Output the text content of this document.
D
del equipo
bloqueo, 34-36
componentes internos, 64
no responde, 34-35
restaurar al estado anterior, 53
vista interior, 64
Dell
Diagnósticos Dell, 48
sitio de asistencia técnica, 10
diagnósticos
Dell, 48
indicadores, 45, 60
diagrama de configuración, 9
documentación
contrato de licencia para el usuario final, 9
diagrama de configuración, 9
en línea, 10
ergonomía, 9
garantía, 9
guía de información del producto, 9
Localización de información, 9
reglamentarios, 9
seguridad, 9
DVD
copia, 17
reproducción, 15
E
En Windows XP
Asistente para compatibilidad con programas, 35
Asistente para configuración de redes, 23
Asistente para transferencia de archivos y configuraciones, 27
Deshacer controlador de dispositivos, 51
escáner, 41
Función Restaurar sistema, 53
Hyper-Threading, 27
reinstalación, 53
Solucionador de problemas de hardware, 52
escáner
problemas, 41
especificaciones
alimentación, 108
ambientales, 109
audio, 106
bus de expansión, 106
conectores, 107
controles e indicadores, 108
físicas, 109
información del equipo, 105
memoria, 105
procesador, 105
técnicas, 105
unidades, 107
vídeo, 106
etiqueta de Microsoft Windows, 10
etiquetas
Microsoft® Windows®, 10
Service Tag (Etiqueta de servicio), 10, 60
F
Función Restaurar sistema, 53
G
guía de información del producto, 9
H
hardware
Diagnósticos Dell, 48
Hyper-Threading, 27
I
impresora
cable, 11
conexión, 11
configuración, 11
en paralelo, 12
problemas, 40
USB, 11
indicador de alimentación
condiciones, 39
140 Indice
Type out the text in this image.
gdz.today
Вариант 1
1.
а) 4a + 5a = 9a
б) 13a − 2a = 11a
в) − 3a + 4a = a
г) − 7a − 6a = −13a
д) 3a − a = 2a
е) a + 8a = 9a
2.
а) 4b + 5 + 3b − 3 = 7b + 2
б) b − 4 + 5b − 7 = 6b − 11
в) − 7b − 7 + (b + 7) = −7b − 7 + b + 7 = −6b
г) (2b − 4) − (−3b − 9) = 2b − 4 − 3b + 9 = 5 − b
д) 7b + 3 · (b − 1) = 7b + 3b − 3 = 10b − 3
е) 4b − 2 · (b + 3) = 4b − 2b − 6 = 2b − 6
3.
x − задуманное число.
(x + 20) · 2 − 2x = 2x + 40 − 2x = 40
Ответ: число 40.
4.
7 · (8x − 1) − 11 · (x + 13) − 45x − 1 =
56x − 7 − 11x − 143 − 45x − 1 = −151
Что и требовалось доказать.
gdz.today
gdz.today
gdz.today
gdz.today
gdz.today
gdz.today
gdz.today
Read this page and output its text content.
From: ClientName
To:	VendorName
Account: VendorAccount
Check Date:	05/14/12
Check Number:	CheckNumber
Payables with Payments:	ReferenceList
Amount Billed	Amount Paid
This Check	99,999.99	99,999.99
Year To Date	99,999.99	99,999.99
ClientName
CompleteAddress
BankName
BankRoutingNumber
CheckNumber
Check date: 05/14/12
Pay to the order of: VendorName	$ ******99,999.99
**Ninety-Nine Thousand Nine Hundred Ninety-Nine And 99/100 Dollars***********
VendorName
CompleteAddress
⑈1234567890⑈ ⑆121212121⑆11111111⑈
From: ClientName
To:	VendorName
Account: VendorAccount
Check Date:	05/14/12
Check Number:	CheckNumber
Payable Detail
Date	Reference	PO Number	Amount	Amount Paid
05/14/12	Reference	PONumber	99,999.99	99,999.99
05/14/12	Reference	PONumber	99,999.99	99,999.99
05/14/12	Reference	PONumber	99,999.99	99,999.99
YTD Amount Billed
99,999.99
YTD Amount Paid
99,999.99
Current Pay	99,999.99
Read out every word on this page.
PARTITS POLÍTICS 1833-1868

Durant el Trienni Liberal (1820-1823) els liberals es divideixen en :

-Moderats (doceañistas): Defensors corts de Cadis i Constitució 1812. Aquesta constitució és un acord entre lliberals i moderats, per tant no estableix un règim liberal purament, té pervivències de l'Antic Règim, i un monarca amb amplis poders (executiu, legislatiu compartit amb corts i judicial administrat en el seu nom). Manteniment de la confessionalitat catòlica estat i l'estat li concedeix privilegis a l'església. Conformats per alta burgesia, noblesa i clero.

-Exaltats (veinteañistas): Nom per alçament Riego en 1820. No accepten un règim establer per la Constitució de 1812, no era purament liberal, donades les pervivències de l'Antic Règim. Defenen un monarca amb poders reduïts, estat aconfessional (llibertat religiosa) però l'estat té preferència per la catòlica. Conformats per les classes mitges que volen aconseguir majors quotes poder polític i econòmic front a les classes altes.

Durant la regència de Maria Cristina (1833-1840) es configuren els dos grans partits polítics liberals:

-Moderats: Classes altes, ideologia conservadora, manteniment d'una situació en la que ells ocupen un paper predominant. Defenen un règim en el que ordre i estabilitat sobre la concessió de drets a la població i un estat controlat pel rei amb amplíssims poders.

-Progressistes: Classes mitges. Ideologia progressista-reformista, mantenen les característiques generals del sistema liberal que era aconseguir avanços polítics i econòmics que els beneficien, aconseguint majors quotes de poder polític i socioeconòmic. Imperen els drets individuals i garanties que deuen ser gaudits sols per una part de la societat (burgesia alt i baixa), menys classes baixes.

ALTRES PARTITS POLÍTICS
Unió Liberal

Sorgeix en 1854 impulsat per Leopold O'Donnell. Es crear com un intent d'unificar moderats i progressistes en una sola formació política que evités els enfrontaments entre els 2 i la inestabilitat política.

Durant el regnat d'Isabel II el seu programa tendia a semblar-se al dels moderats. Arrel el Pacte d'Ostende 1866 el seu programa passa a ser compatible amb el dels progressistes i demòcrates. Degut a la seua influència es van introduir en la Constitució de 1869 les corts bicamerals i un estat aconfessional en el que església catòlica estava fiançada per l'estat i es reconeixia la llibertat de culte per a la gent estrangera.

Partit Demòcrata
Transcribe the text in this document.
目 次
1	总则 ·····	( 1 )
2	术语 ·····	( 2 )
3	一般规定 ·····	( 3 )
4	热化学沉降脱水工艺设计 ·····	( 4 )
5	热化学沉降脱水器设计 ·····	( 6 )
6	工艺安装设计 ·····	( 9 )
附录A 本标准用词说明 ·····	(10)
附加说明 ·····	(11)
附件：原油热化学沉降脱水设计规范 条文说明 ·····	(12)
◆ ◆ ◆ ◆
### GIVEN INSTRUCTION
Reproduce every line of the material above exactly.

### SOLUTION
Output the text content of this document.
D
del equipo
bloqueo, 34-36
componentes internos, 64
no responde, 34-35
restaurar al estado anterior, 53
vista interior, 64
Dell
Diagnósticos Dell, 48
sitio de asistencia técnica, 10
diagnósticos
Dell, 48
indicadores, 45, 60
diagrama de configuración, 9
documentación
contrato de licencia para el usuario final, 9
diagrama de configuración, 9
en línea, 10
ergonomía, 9
garantía, 9
guía de información del producto, 9
Localización de información, 9
reglamentarios, 9
seguridad, 9
DVD
copia, 17
reproducción, 15
E
En Windows XP
Asistente para compatibilidad con programas, 35
Asistente para configuración de redes, 23
Asistente para transferencia de archivos y configuraciones, 27
Deshacer controlador de dispositivos, 51
escáner, 41
Función Restaurar sistema, 53
Hyper-Threading, 27
reinstalación, 53
Solucionador de problemas de hardware, 52
escáner
problemas, 41
especificaciones
alimentación, 108
ambientales, 109
audio, 106
bus de expansión, 106
conectores, 107
controles e indicadores, 108
físicas, 109
información del equipo, 105
memoria, 105
procesador, 105
técnicas, 105
unidades, 107
vídeo, 106
etiqueta de Microsoft Windows, 10
etiquetas
Microsoft® Windows®, 10
Service Tag (Etiqueta de servicio), 10, 60
F
Función Restaurar sistema, 53
G
guía de información del producto, 9
H
hardware
Diagnósticos Dell, 48
Hyper-Threading, 27
I
impresora
cable, 11
conexión, 11
configuración, 11
en paralelo, 12
problemas, 40
USB, 11
indicador de alimentación
condiciones, 39
140 Indice
Type out the text in this image.
gdz.today
Вариант 1
1.
а) 4a + 5a = 9a
б) 13a − 2a = 11a
в) − 3a + 4a = a
г) − 7a − 6a = −13a
д) 3a − a = 2a
е) a + 8a = 9a
2.
а) 4b + 5 + 3b − 3 = 7b + 2
б) b − 4 + 5b − 7 = 6b − 11
в) − 7b − 7 + (b + 7) = −7b − 7 + b + 7 = −6b
г) (2b − 4) − (−3b − 9) = 2b − 4 − 3b + 9 = 5 − b
д) 7b + 3 · (b − 1) = 7b + 3b − 3 = 10b − 3
е) 4b − 2 · (b + 3) = 4b − 2b − 6 = 2b − 6
3.
x − задуманное число.
(x + 20) · 2 − 2x = 2x + 40 − 2x = 40
Ответ: число 40.
4.
7 · (8x − 1) − 11 · (x + 13) − 45x − 1 =
56x − 7 − 11x − 143 − 45x − 1 = −151
Что и требовалось доказать.
gdz.today
gdz.today
gdz.today
gdz.today
gdz.today
gdz.today
gdz.today
Read this page and output its text content.
From: ClientName
To:	VendorName
Account: VendorAccount
Check Date:	05/14/12
Check Number:	CheckNumber
Payables with Payments:	ReferenceList
Amount Billed	Amount Paid
This Check	99,999.99	99,999.99
Year To Date	99,999.99	99,999.99
ClientName
CompleteAddress
BankName
BankRoutingNumber
CheckNumber
Check date: 05/14/12
Pay to the order of: VendorName	$ ******99,999.99
**Ninety-Nine Thousand Nine Hundred Ninety-Nine And 99/100 Dollars***********
VendorName
CompleteAddress
⑈1234567890⑈ ⑆121212121⑆11111111⑈
From: ClientName
To:	VendorName
Account: VendorAccount
Check Date:	05/14/12
Check Number:	CheckNumber
Payable Detail
Date	Reference	PO Number	Amount	Amount Paid
05/14/12	Reference	PONumber	99,999.99	99,999.99
05/14/12	Reference	PONumber	99,999.99	99,999.99
05/14/12	Reference	PONumber	99,999.99	99,999.99
YTD Amount Billed
99,999.99
YTD Amount Paid
99,999.99
Current Pay	99,999.99
Read out every word on this page.
PARTITS POLÍTICS 1833-1868

Durant el Trienni Liberal (1820-1823) els liberals es divideixen en :

-Moderats (doceañistas): Defensors corts de Cadis i Constitució 1812. Aquesta constitució és un acord entre lliberals i moderats, per tant no estableix un règim liberal purament, té pervivències de l'Antic Règim, i un monarca amb amplis poders (executiu, legislatiu compartit amb corts i judicial administrat en el seu nom). Manteniment de la confessionalitat catòlica estat i l'estat li concedeix privilegis a l'església. Conformats per alta burgesia, noblesa i clero.

-Exaltats (veinteañistas): Nom per alçament Riego en 1820. No accepten un règim establer per la Constitució de 1812, no era purament liberal, donades les pervivències de l'Antic Règim. Defenen un monarca amb poders reduïts, estat aconfessional (llibertat religiosa) però l'estat té preferència per la catòlica. Conformats per les classes mitges que volen aconseguir majors quotes poder polític i econòmic front a les classes altes.

Durant la regència de Maria Cristina (1833-1840) es configuren els dos grans partits polítics liberals:

-Moderats: Classes altes, ideologia conservadora, manteniment d'una situació en la que ells ocupen un paper predominant. Defenen un règim en el que ordre i estabilitat sobre la concessió de drets a la població i un estat controlat pel rei amb amplíssims poders.

-Progressistes: Classes mitges. Ideologia progressista-reformista, mantenen les característiques generals del sistema liberal que era aconseguir avanços polítics i econòmics que els beneficien, aconseguint majors quotes de poder polític i socioeconòmic. Imperen els drets individuals i garanties que deuen ser gaudits sols per una part de la societat (burgesia alt i baixa), menys classes baixes.

ALTRES PARTITS POLÍTICS
Unió Liberal

Sorgeix en 1854 impulsat per Leopold O'Donnell. Es crear com un intent d'unificar moderats i progressistes en una sola formació política que evités els enfrontaments entre els 2 i la inestabilitat política.

Durant el regnat d'Isabel II el seu programa tendia a semblar-se al dels moderats. Arrel el Pacte d'Ostende 1866 el seu programa passa a ser compatible amb el dels progressistes i demòcrates. Degut a la seua influència es van introduir en la Constitució de 1869 les corts bicamerals i un estat aconfessional en el que església catòlica estava fiançada per l'estat i es reconeixia la llibertat de culte per a la gent estrangera.

Partit Demòcrata
Transcribe the text in this document.
目 次
1	总则 ·····	( 1 )
2	术语 ·····	( 2 )
3	一般规定 ·····	( 3 )
4	热化学沉降脱水工艺设计 ·····	( 4 )
5	热化学沉降脱水器设计 ·····	( 6 )
6	工艺安装设计 ·····	( 9 )
附录A 本标准用词说明 ·····	(10)
附加说明 ·····	(11)
附件：原油热化学沉降脱水设计规范 条文说明 ·····	(12)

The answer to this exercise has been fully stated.